DATA below:

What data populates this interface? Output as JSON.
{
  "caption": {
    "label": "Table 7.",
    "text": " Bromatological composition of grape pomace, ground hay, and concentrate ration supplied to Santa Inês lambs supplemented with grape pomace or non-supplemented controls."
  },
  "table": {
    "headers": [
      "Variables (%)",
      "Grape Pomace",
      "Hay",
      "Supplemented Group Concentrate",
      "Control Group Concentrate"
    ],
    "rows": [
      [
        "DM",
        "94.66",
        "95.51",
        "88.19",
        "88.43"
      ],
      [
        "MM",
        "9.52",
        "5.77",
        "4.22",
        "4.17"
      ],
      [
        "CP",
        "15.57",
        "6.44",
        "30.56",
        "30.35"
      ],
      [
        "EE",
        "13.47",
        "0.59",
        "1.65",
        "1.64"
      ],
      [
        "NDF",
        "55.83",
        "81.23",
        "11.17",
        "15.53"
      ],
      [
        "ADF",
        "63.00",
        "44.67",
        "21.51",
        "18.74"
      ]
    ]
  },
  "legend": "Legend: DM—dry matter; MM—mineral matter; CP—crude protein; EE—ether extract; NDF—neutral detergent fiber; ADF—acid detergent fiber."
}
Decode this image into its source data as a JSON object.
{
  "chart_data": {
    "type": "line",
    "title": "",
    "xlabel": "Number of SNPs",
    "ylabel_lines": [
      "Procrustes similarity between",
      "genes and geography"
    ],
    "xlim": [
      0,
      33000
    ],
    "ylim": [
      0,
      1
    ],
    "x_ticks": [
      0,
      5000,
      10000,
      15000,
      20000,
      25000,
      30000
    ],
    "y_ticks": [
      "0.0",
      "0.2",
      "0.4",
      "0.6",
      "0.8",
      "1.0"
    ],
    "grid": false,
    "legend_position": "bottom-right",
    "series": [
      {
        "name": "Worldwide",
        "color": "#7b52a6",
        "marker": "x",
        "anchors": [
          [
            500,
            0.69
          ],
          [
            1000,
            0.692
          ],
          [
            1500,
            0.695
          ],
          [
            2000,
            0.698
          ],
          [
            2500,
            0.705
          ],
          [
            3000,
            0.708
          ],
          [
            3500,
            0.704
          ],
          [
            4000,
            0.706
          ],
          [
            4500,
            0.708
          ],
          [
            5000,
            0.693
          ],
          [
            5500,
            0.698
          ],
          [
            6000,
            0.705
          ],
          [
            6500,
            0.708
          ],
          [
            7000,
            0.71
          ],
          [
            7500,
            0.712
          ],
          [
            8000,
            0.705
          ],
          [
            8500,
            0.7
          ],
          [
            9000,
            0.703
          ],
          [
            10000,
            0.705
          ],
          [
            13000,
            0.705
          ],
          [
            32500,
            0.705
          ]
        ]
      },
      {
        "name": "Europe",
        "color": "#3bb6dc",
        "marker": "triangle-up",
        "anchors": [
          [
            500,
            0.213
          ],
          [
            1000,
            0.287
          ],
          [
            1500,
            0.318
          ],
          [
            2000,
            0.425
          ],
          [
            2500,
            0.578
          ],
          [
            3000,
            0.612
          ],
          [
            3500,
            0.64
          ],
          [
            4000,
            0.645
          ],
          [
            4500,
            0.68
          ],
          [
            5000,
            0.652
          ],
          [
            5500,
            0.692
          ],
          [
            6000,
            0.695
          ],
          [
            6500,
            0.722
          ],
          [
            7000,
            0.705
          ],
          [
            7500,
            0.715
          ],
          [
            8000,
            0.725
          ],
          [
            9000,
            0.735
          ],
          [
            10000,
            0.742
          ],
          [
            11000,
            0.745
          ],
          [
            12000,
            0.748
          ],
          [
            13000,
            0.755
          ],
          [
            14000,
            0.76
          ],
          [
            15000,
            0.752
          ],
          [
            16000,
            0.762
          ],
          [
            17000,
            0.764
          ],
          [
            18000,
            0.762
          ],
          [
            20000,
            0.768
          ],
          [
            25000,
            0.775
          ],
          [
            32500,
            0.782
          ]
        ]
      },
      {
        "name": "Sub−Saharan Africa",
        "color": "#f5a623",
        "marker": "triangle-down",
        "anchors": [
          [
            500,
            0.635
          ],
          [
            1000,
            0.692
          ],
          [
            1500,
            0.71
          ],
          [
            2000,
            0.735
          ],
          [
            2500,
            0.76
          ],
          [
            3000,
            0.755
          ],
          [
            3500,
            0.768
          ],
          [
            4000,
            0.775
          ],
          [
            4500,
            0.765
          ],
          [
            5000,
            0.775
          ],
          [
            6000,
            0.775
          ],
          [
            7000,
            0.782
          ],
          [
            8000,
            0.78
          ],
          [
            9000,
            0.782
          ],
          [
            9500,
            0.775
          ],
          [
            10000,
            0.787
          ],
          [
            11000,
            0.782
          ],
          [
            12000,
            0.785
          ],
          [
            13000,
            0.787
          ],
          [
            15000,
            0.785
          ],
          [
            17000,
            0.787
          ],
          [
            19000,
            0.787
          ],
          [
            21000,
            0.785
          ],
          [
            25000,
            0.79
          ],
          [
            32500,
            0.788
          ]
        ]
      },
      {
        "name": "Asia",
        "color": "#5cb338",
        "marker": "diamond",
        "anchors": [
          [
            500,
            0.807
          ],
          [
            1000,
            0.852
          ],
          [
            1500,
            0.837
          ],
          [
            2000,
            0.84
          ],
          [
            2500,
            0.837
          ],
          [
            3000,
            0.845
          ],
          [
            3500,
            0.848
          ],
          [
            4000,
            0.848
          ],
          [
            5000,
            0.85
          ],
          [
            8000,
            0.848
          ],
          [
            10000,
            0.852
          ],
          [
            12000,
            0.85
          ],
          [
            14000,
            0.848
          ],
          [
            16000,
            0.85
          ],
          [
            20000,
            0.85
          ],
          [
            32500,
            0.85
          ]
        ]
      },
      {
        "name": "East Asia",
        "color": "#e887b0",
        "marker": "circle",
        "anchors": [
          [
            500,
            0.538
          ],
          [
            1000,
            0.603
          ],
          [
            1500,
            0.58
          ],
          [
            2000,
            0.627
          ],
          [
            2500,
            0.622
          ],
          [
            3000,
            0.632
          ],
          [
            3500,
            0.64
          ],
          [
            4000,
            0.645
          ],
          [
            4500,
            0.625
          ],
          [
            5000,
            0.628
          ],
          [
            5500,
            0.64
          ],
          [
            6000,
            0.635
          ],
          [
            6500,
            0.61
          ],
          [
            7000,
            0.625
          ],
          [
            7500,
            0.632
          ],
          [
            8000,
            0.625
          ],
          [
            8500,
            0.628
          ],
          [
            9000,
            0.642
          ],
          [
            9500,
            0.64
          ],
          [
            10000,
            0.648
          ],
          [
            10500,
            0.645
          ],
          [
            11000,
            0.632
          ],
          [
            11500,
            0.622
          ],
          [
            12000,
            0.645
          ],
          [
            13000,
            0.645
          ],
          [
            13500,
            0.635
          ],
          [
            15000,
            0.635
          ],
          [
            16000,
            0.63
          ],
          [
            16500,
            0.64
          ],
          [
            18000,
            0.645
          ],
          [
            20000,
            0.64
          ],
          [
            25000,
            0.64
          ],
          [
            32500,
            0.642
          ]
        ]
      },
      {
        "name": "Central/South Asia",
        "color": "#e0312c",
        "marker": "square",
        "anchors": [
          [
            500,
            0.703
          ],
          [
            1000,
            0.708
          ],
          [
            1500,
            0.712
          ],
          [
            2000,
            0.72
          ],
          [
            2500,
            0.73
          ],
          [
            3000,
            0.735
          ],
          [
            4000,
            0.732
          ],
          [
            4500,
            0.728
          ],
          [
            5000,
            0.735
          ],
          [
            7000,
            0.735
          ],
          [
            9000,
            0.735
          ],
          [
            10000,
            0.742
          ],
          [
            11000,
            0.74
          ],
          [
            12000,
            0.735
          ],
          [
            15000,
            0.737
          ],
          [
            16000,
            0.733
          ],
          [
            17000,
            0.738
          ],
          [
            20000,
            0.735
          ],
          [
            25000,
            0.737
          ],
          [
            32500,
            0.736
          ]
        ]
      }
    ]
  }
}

End of DATA.

ASSIGNMENT>
Report each line of the material above where the word "triangle" appears.

WRITTEN SOLUTION>
        "marker": "triangle-up",
        "marker": "triangle-down",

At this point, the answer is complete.